Extrait retenu —
============================================================

/  18 novembre 2006

Les marchés lancent-ils un défi au nouveau président de la Réserve fédérale américaine ?

 

Encadré

Curriculum vitae de Ben S.Bernanke

Naissance : 13 décembre 1953, à Augusta, en Géorgie
Études : 1975 : B.A. en économie (Université Harvard)

1979 : Ph.D. en économie du Massachusetts Institute of Technology (MIT)

Expérience : 1979-1985 : professeur à l’Université Stanford

1985-2002 : professeur à l’Université de Princeton

2002-2005 : membre du Board of Governors de la Réserve fédérale

Juin 2005-janvier 2006 : président du President’s Council of Economic Advisers à la Maison-Blanche

1er février 2006 : président élu de la Réserve fédérale américaine pour un mandat de 14 ans

Le 1er février 2006, la nomination de Dr Ben S. Bernanke à la présidence de la Réserve fédérale américaine (la Fed) était confirmée. Dr Bernanke succédait officiellement à M. Alan Greenspan, en poste depuis 1987.

Depuis plusieurs mois, les investisseurs spéculaient sur les principes directeurs susceptibles de guider les décisions des candidats à la présidence de la Fed, et plus particulièrement sur ceux de Dr Bernanke depuis sa nomination comme gouverneur, en octobre 2005.

============================================================

Données fournies —
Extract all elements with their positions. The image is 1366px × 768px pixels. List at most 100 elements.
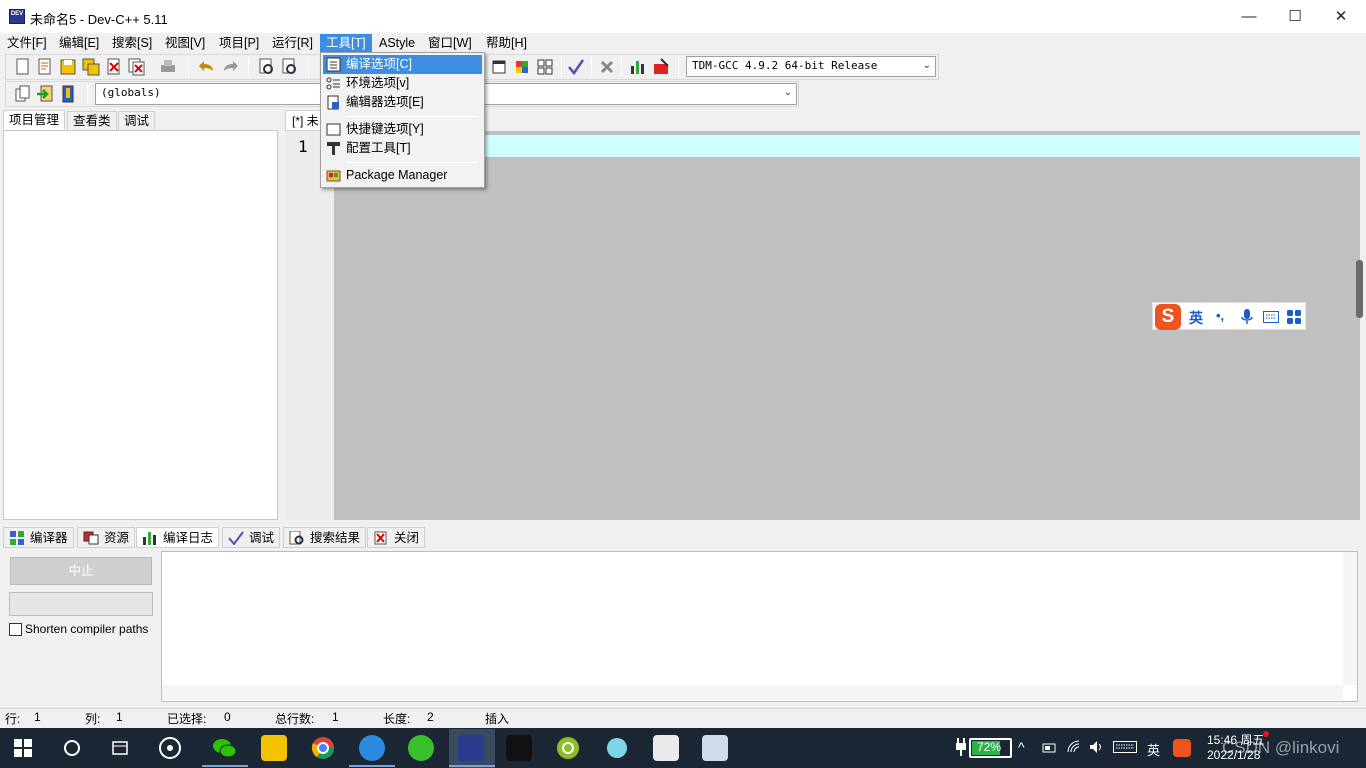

============================================================

Consigne — Restituez intégralement et à l'identique l'extrait sur la nomination de Ben S. Bernanke à la tête de la Réserve fédérale. Le matériel fourni n'est pas nécessaire à ce travail.

Réponse attendue —
/  18 novembre 2006

Les marchés lancent-ils un défi au nouveau président de la Réserve fédérale américaine ?

 

Encadré

Curriculum vitae de Ben S.Bernanke

Naissance : 13 décembre 1953, à Augusta, en Géorgie
Études : 1975 : B.A. en économie (Université Harvard)

1979 : Ph.D. en économie du Massachusetts Institute of Technology (MIT)

Expérience : 1979-1985 : professeur à l’Université Stanford

1985-2002 : professeur à l’Université de Princeton

2002-2005 : membre du Board of Governors de la Réserve fédérale

Juin 2005-janvier 2006 : président du President’s Council of Economic Advisers à la Maison-Blanche

1er février 2006 : président élu de la Réserve fédérale américaine pour un mandat de 14 ans

Le 1er février 2006, la nomination de Dr Ben S. Bernanke à la présidence de la Réserve fédérale américaine (la Fed) était confirmée. Dr Bernanke succédait officiellement à M. Alan Greenspan, en poste depuis 1987.

Depuis plusieurs mois, les investisseurs spéculaient sur les principes directeurs susceptibles de guider les décisions des candidats à la présidence de la Fed, et plus particulièrement sur ceux de Dr Bernanke depuis sa nomination comme gouverneur, en octobre 2005.